── Records provided ──

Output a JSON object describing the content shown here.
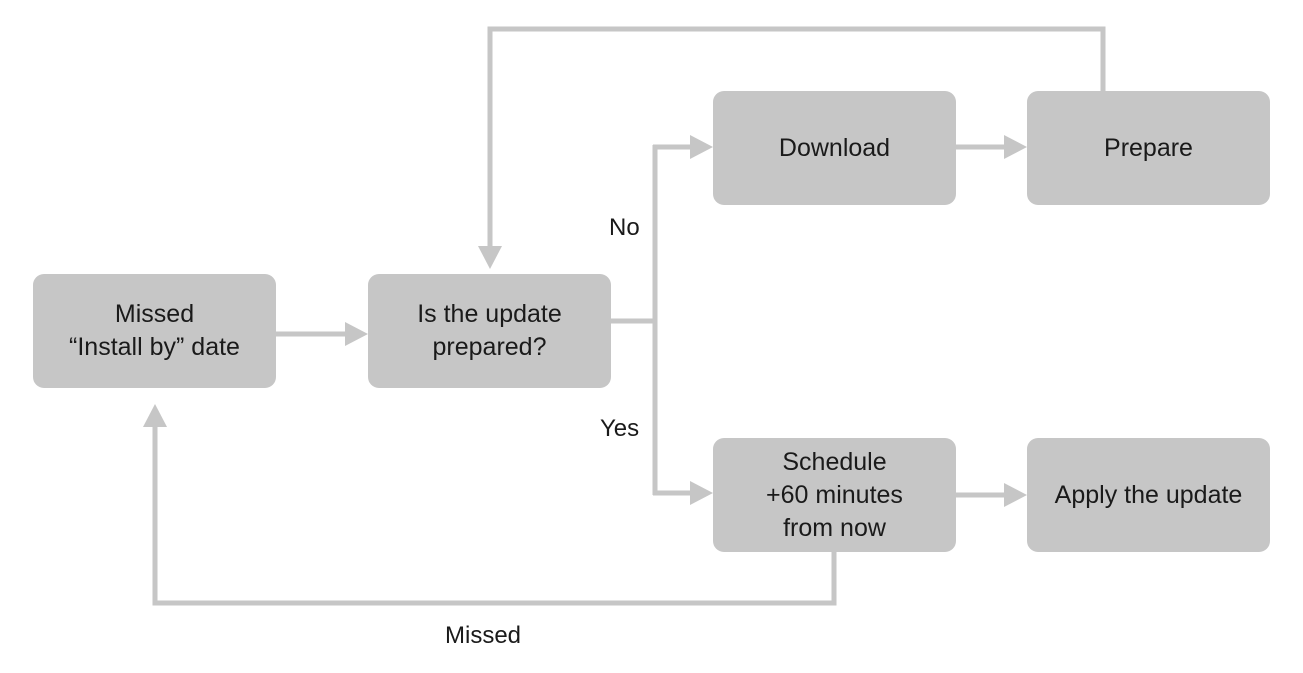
{
  "diagram": {
    "nodes": {
      "missed_install": {
        "lines": [
          "Missed",
          "“Install by” date"
        ]
      },
      "is_prepared": {
        "lines": [
          "Is the update",
          "prepared?"
        ]
      },
      "download": {
        "lines": [
          "Download"
        ]
      },
      "prepare": {
        "lines": [
          "Prepare"
        ]
      },
      "schedule": {
        "lines": [
          "Schedule",
          "+60 minutes",
          "from now"
        ]
      },
      "apply": {
        "lines": [
          "Apply the update"
        ]
      }
    },
    "edge_labels": {
      "no": "No",
      "yes": "Yes",
      "missed": "Missed"
    },
    "colors": {
      "node_fill": "#c6c6c6",
      "connector": "#c6c6c6",
      "text": "#1a1a1a",
      "background": "#ffffff"
    }
  }
}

───

# What to do
Make an exact copy of the records above, with the pictures left out.

# Result
Output a JSON object describing the content shown here.
{
  "diagram": {
    "nodes": {
      "missed_install": {
        "lines": [
          "Missed",
          "“Install by” date"
        ]
      },
      "is_prepared": {
        "lines": [
          "Is the update",
          "prepared?"
        ]
      },
      "download": {
        "lines": [
          "Download"
        ]
      },
      "prepare": {
        "lines": [
          "Prepare"
        ]
      },
      "schedule": {
        "lines": [
          "Schedule",
          "+60 minutes",
          "from now"
        ]
      },
      "apply": {
        "lines": [
          "Apply the update"
        ]
      }
    },
    "edge_labels": {
      "no": "No",
      "yes": "Yes",
      "missed": "Missed"
    },
    "colors": {
      "node_fill": "#c6c6c6",
      "connector": "#c6c6c6",
      "text": "#1a1a1a",
      "background": "#ffffff"
    }
  }
}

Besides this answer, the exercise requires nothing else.